WRITTEN TASK:
Look through the material and copy each line holding "minutes".

SUPPLIED INFORMATION:
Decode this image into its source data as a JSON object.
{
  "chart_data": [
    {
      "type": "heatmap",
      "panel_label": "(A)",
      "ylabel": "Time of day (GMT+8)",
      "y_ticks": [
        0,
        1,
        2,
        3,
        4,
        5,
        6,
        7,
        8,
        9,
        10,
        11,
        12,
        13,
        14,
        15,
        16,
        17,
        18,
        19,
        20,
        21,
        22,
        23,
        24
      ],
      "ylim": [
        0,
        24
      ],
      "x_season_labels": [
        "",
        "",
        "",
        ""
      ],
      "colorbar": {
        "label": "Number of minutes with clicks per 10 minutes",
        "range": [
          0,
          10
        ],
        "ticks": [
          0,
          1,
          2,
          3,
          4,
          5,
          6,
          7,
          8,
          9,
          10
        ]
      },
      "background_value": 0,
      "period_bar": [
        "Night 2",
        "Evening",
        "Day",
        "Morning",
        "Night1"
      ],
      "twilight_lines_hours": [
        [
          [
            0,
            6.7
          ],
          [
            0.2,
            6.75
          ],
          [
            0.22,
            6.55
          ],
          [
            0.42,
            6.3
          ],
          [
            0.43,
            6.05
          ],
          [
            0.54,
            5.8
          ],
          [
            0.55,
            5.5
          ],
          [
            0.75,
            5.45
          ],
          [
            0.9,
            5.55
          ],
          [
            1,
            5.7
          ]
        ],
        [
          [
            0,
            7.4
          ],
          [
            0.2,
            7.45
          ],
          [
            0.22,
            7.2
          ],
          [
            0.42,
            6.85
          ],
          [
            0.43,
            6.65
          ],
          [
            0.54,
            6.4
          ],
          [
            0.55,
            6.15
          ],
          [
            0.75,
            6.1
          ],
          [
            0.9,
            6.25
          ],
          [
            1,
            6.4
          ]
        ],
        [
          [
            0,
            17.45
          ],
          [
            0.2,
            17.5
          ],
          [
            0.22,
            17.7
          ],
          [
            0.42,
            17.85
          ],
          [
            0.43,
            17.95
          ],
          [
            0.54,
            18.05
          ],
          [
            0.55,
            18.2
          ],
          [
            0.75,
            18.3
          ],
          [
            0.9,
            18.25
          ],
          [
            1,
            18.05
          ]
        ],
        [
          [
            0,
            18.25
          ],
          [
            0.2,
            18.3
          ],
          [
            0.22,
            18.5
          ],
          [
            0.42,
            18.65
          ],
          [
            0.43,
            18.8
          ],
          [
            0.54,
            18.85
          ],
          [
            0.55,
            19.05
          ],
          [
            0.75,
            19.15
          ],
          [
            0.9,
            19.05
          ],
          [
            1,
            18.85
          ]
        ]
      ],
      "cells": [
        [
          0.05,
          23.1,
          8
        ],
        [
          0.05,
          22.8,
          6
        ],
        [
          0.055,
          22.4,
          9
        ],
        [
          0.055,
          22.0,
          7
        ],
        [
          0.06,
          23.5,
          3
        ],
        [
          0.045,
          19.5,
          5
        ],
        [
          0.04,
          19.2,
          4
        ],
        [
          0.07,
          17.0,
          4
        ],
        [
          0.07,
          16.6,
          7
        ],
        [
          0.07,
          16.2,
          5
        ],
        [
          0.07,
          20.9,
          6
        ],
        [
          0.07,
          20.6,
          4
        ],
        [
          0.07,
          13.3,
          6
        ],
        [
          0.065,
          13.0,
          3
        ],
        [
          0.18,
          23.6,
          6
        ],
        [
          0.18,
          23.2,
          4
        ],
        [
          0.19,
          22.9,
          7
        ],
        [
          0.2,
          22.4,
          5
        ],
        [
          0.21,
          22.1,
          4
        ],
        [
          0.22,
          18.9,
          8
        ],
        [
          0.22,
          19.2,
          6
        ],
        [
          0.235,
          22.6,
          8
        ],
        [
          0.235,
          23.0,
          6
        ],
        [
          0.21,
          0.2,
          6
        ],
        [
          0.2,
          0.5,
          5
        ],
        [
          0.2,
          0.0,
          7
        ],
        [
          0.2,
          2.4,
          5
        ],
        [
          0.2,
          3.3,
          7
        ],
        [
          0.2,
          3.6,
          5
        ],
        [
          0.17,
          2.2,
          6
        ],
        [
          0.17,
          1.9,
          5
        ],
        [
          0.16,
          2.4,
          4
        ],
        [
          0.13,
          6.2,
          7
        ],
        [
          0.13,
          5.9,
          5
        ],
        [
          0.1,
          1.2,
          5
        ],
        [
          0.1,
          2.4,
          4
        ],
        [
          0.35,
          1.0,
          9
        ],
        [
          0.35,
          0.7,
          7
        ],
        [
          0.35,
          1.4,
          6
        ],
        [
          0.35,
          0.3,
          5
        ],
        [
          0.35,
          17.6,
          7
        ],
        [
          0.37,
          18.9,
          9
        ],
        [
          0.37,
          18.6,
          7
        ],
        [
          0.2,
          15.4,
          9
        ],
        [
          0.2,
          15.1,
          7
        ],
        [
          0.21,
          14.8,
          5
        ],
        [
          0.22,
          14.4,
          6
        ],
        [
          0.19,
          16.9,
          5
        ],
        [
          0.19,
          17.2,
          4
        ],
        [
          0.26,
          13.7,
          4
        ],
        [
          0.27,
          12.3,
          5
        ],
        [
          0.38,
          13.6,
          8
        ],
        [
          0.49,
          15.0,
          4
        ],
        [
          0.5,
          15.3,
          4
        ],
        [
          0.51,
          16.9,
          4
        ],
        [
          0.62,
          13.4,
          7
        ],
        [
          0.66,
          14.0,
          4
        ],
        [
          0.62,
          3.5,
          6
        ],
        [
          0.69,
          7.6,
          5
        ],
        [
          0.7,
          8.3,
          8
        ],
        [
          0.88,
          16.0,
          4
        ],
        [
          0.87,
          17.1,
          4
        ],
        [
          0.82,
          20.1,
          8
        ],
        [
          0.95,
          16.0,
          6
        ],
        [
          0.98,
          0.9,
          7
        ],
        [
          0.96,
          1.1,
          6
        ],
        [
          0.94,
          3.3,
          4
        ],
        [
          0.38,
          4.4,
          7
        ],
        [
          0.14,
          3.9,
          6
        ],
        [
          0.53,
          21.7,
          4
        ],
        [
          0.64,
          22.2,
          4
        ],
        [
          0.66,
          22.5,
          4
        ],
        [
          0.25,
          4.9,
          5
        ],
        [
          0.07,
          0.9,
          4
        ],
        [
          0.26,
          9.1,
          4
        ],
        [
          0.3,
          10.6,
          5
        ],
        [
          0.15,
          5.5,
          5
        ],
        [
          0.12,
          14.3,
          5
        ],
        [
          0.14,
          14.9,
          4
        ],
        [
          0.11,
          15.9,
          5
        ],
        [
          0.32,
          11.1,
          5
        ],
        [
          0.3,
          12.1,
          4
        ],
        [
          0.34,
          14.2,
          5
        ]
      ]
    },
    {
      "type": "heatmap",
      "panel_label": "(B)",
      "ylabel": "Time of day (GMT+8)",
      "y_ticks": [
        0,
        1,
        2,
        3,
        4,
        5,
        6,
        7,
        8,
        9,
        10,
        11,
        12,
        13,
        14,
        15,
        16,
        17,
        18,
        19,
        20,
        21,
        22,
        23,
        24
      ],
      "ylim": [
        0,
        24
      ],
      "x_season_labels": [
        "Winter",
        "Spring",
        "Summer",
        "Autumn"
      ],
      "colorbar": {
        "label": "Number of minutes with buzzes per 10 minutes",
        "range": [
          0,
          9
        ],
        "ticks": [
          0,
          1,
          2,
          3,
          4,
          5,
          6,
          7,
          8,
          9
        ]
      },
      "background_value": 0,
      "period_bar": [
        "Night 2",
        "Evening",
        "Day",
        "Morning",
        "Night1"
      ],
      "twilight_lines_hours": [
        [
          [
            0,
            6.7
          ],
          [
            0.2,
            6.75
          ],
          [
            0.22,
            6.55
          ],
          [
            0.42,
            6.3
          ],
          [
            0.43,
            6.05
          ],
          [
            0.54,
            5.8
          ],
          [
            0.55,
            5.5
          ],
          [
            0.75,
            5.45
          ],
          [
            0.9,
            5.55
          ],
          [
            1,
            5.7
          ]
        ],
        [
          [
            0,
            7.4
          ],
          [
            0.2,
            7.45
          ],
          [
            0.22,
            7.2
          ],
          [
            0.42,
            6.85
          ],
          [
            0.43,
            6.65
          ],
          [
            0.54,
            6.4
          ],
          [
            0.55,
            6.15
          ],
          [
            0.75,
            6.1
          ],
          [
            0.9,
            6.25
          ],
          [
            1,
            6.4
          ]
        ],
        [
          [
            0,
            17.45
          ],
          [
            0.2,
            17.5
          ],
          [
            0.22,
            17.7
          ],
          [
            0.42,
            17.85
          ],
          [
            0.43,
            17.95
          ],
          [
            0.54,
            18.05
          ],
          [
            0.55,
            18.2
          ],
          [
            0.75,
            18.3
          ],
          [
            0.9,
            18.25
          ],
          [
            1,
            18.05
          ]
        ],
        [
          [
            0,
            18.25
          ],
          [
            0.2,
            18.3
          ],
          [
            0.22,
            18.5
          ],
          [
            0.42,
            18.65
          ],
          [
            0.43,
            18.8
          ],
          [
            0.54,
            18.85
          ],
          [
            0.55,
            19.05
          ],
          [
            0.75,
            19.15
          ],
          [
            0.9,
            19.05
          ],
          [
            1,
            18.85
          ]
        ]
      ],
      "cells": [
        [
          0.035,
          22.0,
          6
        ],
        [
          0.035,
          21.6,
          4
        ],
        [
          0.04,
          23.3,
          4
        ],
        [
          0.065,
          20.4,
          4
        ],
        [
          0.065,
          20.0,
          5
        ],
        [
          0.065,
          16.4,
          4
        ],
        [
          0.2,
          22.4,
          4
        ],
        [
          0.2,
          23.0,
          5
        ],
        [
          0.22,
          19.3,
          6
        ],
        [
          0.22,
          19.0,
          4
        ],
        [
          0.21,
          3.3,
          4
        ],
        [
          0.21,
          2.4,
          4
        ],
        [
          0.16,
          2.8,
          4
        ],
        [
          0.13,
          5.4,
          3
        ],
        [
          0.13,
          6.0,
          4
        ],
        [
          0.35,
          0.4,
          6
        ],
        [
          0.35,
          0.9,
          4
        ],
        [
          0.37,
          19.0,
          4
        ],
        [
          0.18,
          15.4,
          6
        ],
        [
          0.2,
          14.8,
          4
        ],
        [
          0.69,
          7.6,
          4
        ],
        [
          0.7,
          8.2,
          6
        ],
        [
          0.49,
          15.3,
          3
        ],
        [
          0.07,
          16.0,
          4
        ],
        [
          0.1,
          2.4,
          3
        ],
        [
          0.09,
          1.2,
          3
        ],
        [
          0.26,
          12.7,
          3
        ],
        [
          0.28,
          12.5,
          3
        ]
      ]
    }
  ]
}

EXERCISE OUTPUT:
        "label": "Number of minutes with clicks per 10 minutes",
        "label": "Number of minutes with buzzes per 10 minutes",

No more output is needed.